>> start RECORD SET
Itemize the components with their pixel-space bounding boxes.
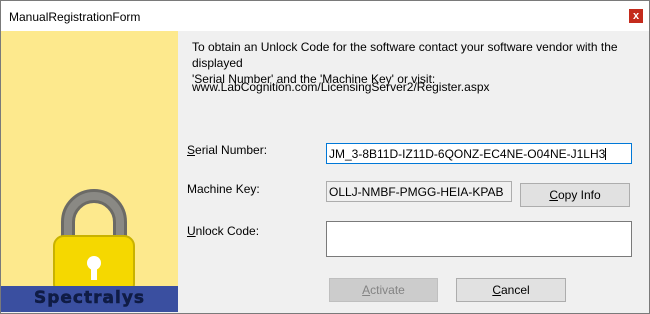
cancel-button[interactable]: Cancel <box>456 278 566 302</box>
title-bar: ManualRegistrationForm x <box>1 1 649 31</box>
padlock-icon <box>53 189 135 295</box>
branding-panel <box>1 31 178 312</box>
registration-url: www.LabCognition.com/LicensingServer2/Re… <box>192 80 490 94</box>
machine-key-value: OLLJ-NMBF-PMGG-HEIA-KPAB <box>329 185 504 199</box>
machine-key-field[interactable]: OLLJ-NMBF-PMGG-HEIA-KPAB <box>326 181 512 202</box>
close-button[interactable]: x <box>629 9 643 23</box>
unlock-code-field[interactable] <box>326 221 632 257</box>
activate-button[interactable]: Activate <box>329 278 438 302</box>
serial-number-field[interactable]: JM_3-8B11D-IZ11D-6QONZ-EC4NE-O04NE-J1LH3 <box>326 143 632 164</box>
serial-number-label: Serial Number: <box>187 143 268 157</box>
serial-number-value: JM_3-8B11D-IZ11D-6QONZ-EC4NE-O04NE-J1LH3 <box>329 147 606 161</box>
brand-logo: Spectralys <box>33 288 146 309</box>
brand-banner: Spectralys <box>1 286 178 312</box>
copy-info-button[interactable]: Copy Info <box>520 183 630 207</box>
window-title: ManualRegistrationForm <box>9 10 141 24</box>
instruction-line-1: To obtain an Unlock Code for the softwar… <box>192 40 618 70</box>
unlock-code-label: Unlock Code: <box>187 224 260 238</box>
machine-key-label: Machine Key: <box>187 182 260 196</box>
>> end RECORD SET
>> start RECORD SET
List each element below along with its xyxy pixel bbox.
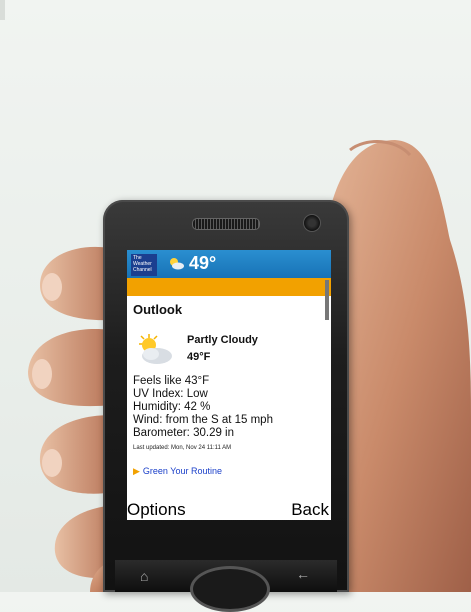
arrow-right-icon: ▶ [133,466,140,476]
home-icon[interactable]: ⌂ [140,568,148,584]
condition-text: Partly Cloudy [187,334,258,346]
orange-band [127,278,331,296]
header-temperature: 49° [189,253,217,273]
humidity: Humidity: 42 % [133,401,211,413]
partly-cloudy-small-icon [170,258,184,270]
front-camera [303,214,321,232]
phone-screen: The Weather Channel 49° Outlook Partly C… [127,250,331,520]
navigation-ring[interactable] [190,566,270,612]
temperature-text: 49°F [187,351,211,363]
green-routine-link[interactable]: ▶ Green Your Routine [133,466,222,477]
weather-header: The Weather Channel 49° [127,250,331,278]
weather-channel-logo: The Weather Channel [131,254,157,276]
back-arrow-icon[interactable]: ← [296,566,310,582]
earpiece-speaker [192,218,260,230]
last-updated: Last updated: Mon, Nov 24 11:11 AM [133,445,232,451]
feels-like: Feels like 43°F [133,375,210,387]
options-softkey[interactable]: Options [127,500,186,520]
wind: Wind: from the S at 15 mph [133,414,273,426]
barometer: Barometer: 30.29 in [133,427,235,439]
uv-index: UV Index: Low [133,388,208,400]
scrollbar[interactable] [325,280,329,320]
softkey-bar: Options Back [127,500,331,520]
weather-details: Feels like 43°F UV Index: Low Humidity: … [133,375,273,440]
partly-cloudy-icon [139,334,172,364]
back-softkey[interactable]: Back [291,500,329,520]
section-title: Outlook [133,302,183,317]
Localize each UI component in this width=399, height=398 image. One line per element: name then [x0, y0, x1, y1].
>> end RECORD SET
[WORK INSTRUCTIONS] Copy the entries that begin at the line containing "arrow-right-icon: ▶ [133,466,140,476]" and stop after the line containing "temperature-text: 49°F [187,351,211,363]", swapping "orange-band" for "accent-band" and keeping everything else the same.

[ANSWER IN FULL]
arrow-right-icon: ▶ [133,466,140,476]
home-icon[interactable]: ⌂ [140,568,148,584]
condition-text: Partly Cloudy [187,334,258,346]
accent-band [127,278,331,296]
header-temperature: 49° [189,253,217,273]
humidity: Humidity: 42 % [133,401,211,413]
partly-cloudy-small-icon [170,258,184,270]
front-camera [303,214,321,232]
phone-screen: The Weather Channel 49° Outlook Partly C… [127,250,331,520]
navigation-ring[interactable] [190,566,270,612]
temperature-text: 49°F [187,351,211,363]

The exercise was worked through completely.